# Records for the exercise
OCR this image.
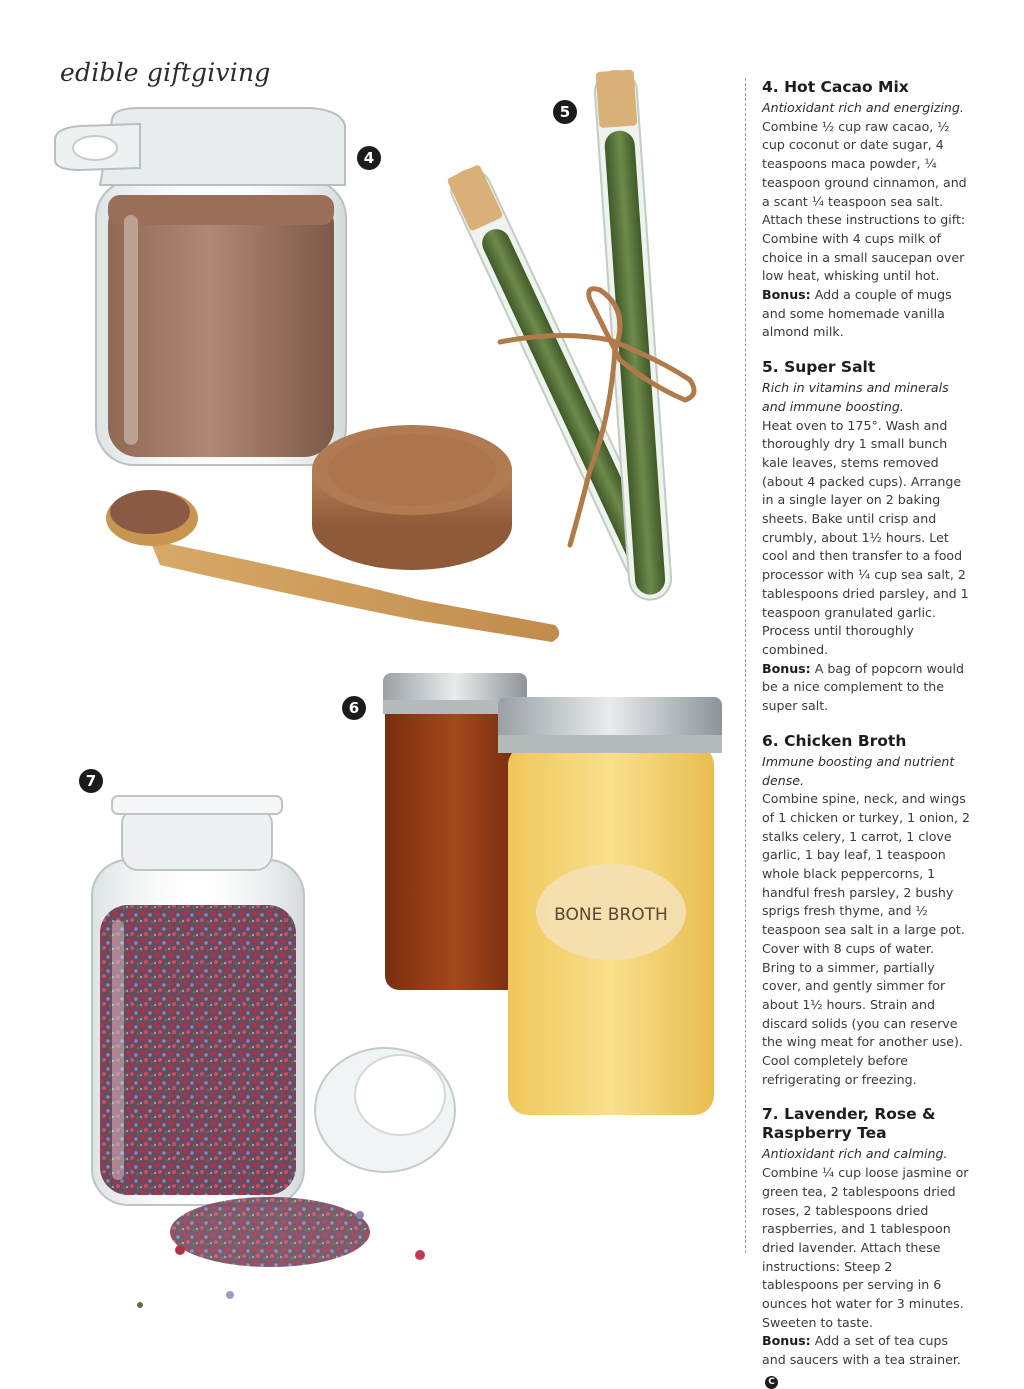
edible giftgiving
BONE BROTH
4
5
6
7
4. Hot Cacao Mix
Antioxidant rich and energizing.
Combine ½ cup raw cacao, ½ cup coconut or date sugar, 4 teaspoons maca powder, ¼ teaspoon ground cinnamon, and a scant ¼ teaspoon sea salt. Attach these instructions to gift: Combine with 4 cups milk of choice in a small saucepan over low heat, whisking until hot.
Bonus: Add a couple of mugs and some homemade vanilla almond milk.
5. Super Salt
Rich in vitamins and minerals and immune boosting.
Heat oven to 175°. Wash and thoroughly dry 1 small bunch kale leaves, stems removed (about 4 packed cups). Arrange in a single layer on 2 baking sheets. Bake until crisp and crumbly, about 1½ hours. Let cool and then transfer to a food processor with ¼ cup sea salt, 2 tablespoons dried parsley, and 1 teaspoon granulated garlic. Process until thoroughly combined.
Bonus: A bag of popcorn would be a nice complement to the super salt.
6. Chicken Broth
Immune boosting and nutrient dense.
Combine spine, neck, and wings of 1 chicken or turkey, 1 onion, 2 stalks celery, 1 carrot, 1 clove garlic, 1 bay leaf, 1 teaspoon whole black peppercorns, 1 handful fresh parsley, 2 bushy sprigs fresh thyme, and ½ teaspoon sea salt in a large pot. Cover with 8 cups of water. Bring to a simmer, partially cover, and gently simmer for about 1½ hours. Strain and discard solids (you can reserve the wing meat for another use). Cool completely before refrigerating or freezing.
7. Lavender, Rose & Raspberry Tea
Antioxidant rich and calming.
Combine ¼ cup loose jasmine or green tea, 2 tablespoons dried roses, 2 tablespoons dried raspberries, and 1 tablespoon dried lavender. Attach these instructions: Steep 2 tablespoons per serving in 6 ounces hot water for 3 minutes. Sweeten to taste.
Bonus: Add a set of tea cups and saucers with a tea strainer.C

# Written problem
Give an exact reproduction of every line, leaving out any picture.

# Solution to the exercise
OCR this image.
edible giftgiving
BONE BROTH
4
5
6
7
4. Hot Cacao Mix
Antioxidant rich and energizing.
Combine ½ cup raw cacao, ½ cup coconut or date sugar, 4 teaspoons maca powder, ¼ teaspoon ground cinnamon, and a scant ¼ teaspoon sea salt. Attach these instructions to gift: Combine with 4 cups milk of choice in a small saucepan over low heat, whisking until hot.
Bonus: Add a couple of mugs and some homemade vanilla almond milk.
5. Super Salt
Rich in vitamins and minerals and immune boosting.
Heat oven to 175°. Wash and thoroughly dry 1 small bunch kale leaves, stems removed (about 4 packed cups). Arrange in a single layer on 2 baking sheets. Bake until crisp and crumbly, about 1½ hours. Let cool and then transfer to a food processor with ¼ cup sea salt, 2 tablespoons dried parsley, and 1 teaspoon granulated garlic. Process until thoroughly combined.
Bonus: A bag of popcorn would be a nice complement to the super salt.
6. Chicken Broth
Immune boosting and nutrient dense.
Combine spine, neck, and wings of 1 chicken or turkey, 1 onion, 2 stalks celery, 1 carrot, 1 clove garlic, 1 bay leaf, 1 teaspoon whole black peppercorns, 1 handful fresh parsley, 2 bushy sprigs fresh thyme, and ½ teaspoon sea salt in a large pot. Cover with 8 cups of water. Bring to a simmer, partially cover, and gently simmer for about 1½ hours. Strain and discard solids (you can reserve the wing meat for another use). Cool completely before refrigerating or freezing.
7. Lavender, Rose & Raspberry Tea
Antioxidant rich and calming.
Combine ¼ cup loose jasmine or green tea, 2 tablespoons dried roses, 2 tablespoons dried raspberries, and 1 tablespoon dried lavender. Attach these instructions: Steep 2 tablespoons per serving in 6 ounces hot water for 3 minutes. Sweeten to taste.
Bonus: Add a set of tea cups and saucers with a tea strainer.C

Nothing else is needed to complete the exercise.